▶ **What is required**
The exercise asks you to copy every line below in which "crucial" appears.

══ Data for this task

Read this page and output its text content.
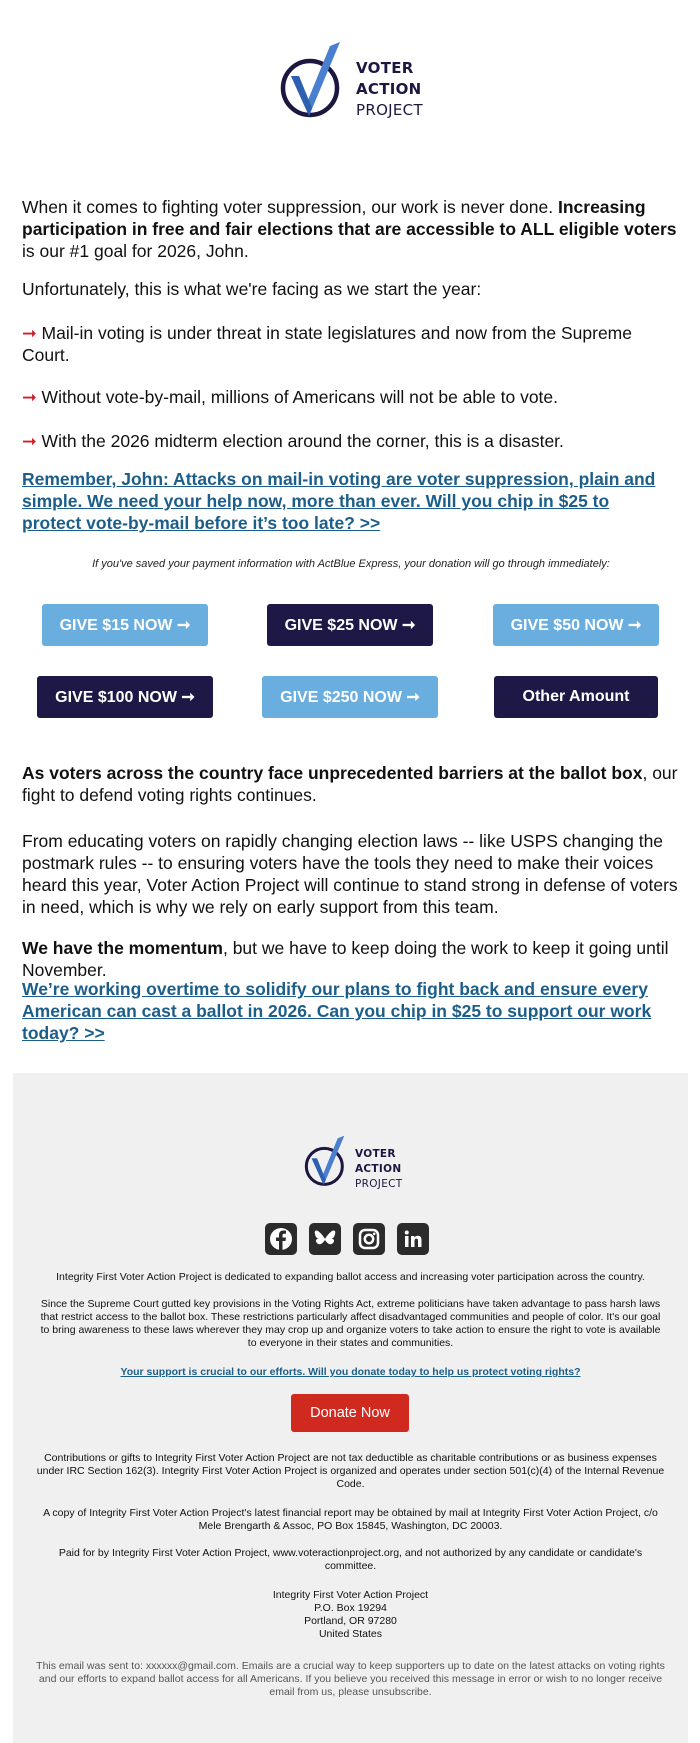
VOTER
ACTION
PROJECT

When it comes to fighting voter suppression, our work is never done. Increasing participation in free and fair elections that are accessible to ALL eligible voters is our #1 goal for 2026, John.

Unfortunately, this is what we're facing as we start the year:

➞ Mail-in voting is under threat in state legislatures and now from the Supreme Court.

➞ Without vote-by-mail, millions of Americans will not be able to vote.

➞ With the 2026 midterm election around the corner, this is a disaster.

Remember, John: Attacks on mail-in voting are voter suppression, plain and simple. We need your help now, more than ever. Will you chip in $25 to protect vote-by-mail before it’s too late? >>

If you've saved your payment information with ActBlue Express, your donation will go through immediately:

GIVE $15 NOW ➞	GIVE $25 NOW ➞	GIVE $50 NOW ➞
GIVE $100 NOW ➞	GIVE $250 NOW ➞	Other Amount

As voters across the country face unprecedented barriers at the ballot box, our fight to defend voting rights continues.

From educating voters on rapidly changing election laws -- like USPS changing the postmark rules -- to ensuring voters have the tools they need to make their voices heard this year, Voter Action Project will continue to stand strong in defense of voters in need, which is why we rely on early support from this team.

We have the momentum, but we have to keep doing the work to keep it going until November.

We’re working overtime to solidify our plans to fight back and ensure every American can cast a ballot in 2026. Can you chip in $25 to support our work today? >>
VOTER
ACTION
PROJECT

Integrity First Voter Action Project is dedicated to expanding ballot access and increasing voter participation across the country.

Since the Supreme Court gutted key provisions in the Voting Rights Act, extreme politicians have taken advantage to pass harsh laws that restrict access to the ballot box. These restrictions particularly affect disadvantaged communities and people of color. It's our goal to bring awareness to these laws wherever they may crop up and organize voters to take action to ensure the right to vote is available to everyone in their states and communities.

Your support is crucial to our efforts. Will you donate today to help us protect voting rights?

Donate Now

Contributions or gifts to Integrity First Voter Action Project are not tax deductible as charitable contributions or as business expenses under IRC Section 162(3). Integrity First Voter Action Project is organized and operates under section 501(c)(4) of the Internal Revenue Code.

A copy of Integrity First Voter Action Project's latest financial report may be obtained by mail at Integrity First Voter Action Project, c/o Mele Brengarth & Assoc, PO Box 15845, Washington, DC 20003.

Paid for by Integrity First Voter Action Project, www.voteractionproject.org, and not authorized by any candidate or candidate's committee.

Integrity First Voter Action Project
P.O. Box 19294
Portland, OR 97280
United States

This email was sent to: xxxxxx@gmail.com. Emails are a crucial way to keep supporters up to date on the latest attacks on voting rights and our efforts to expand ballot access for all Americans. If you believe you received this message in error or wish to no longer receive email from us, please unsubscribe.
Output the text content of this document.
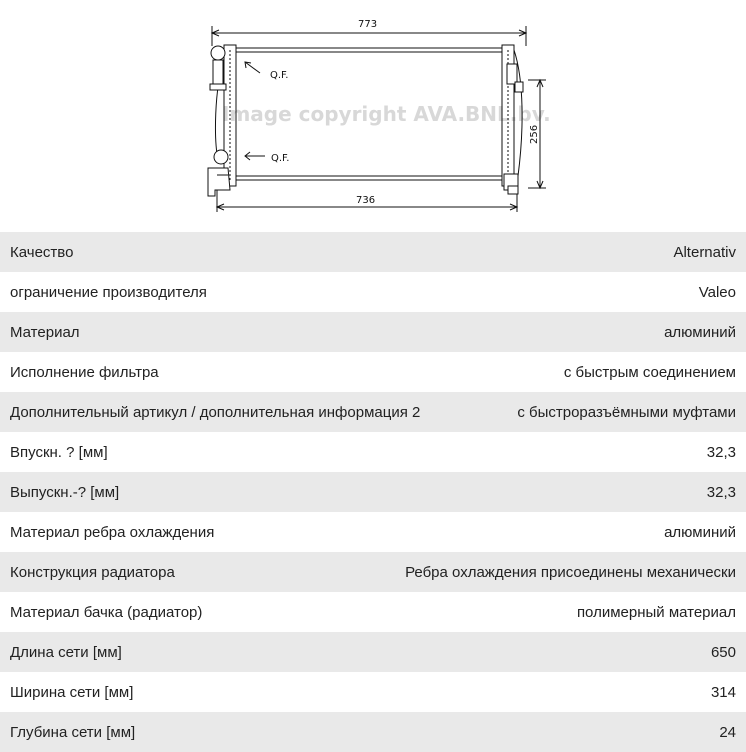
Image copyright AVA.BNL.bv.
773
736
256
Q.F.
Q.F.
Качество	Alternativ
ограничение производителя	Valeo
Материал	алюминий
Исполнение фильтра	с быстрым соединением
Дополнительный артикул / дополнительная информация 2	с быстроразъёмными муфтами
Впускн. ? [мм]	32,3
Выпускн.-? [мм]	32,3
Материал ребра охлаждения	алюминий
Конструкция радиатора	Ребра охлаждения присоединены механически
Материал бачка (радиатор)	полимерный материал
Длина сети [мм]	650
Ширина сети [мм]	314
Глубина сети [мм]	24
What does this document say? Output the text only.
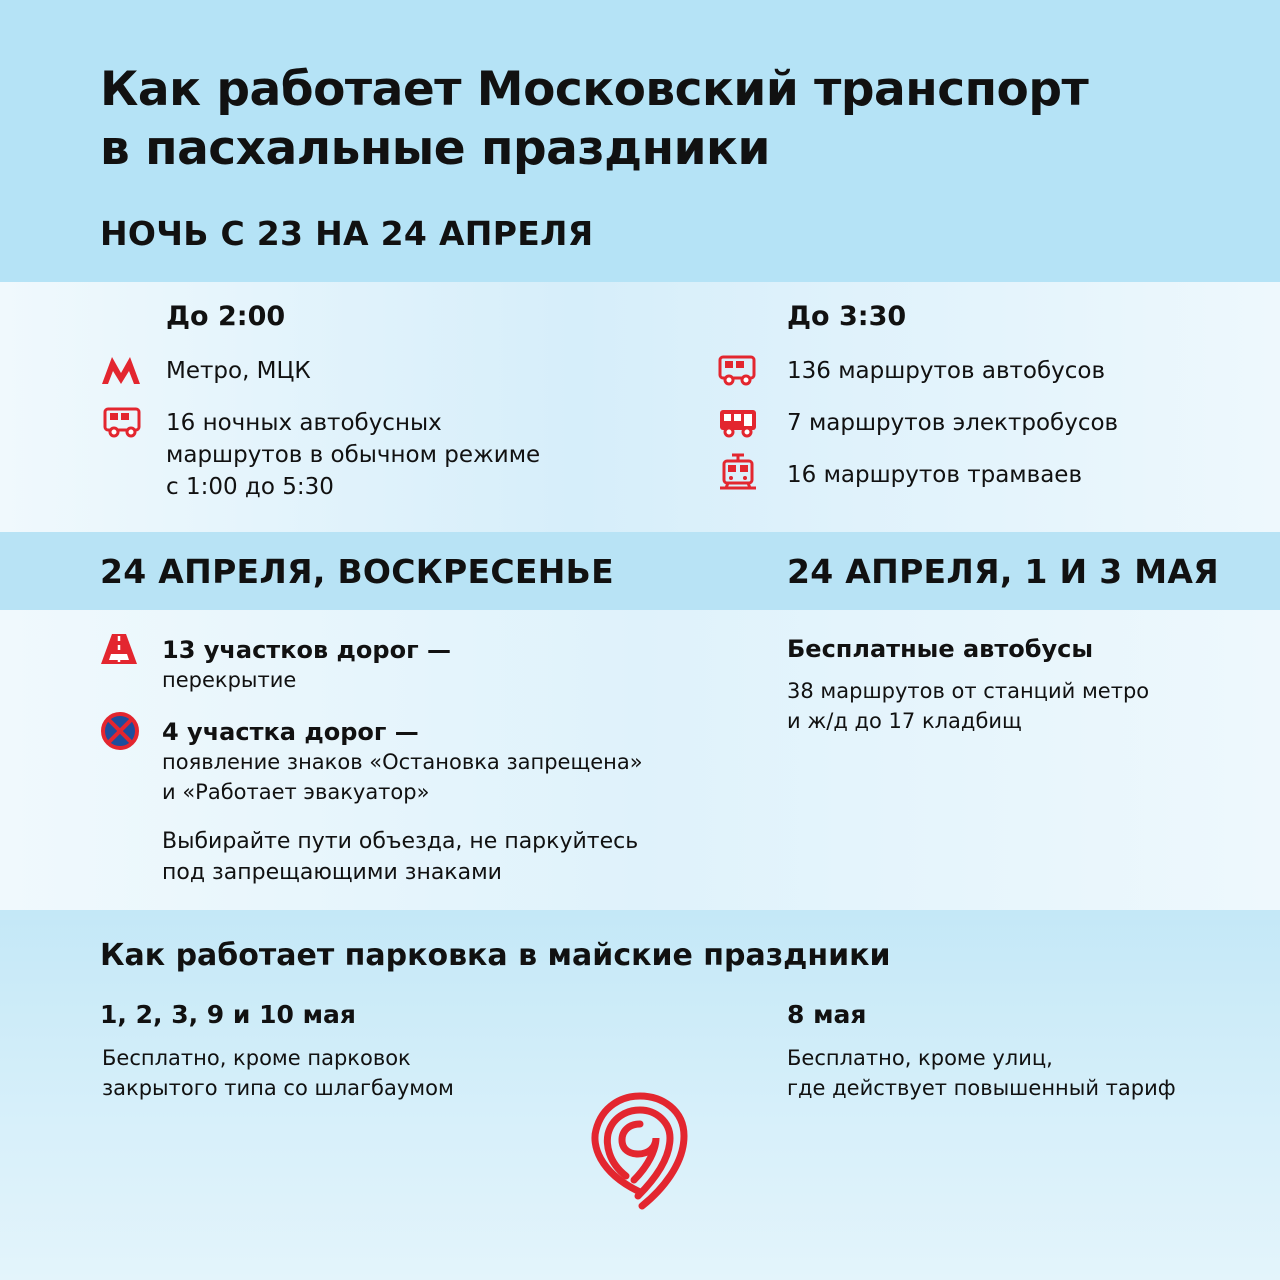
Как работает Московский транспорт
в пасхальные праздники
НОЧЬ С 23 НА 24 АПРЕЛЯ
До 2:00
Метро, МЦК
16 ночных автобусных
маршрутов в обычном режиме
с 1:00 до 5:30
До 3:30
136 маршрутов автобусов
7 маршрутов электробусов
16 маршрутов трамваев
24 АПРЕЛЯ, ВОСКРЕСЕНЬЕ	24 АПРЕЛЯ, 1 И 3 МАЯ
13 участков дорог —
перекрытие
4 участка дорог —
появление знаков «Остановка запрещена»
и «Работает эвакуатор»
Выбирайте пути объезда, не паркуйтесь
под запрещающими знаками
Бесплатные автобусы
38 маршрутов от станций метро
и ж/д до 17 кладбищ
Как работает парковка в майские праздники
1, 2, 3, 9 и 10 мая
Бесплатно, кроме парковок
закрытого типа со шлагбаумом
8 мая
Бесплатно, кроме улиц,
где действует повышенный тариф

════

▶ **Exercise result**
Your support is crucial to our efforts. Will you donate today to help us protect voting rights?
This email was sent to: xxxxxx@gmail.com. Emails are a crucial way to keep supporters up to date on the latest attacks on voting rights and our efforts to expand ballot access for all Americans. If you believe you received this message in error or wish to no longer receive email from us, please unsubscribe.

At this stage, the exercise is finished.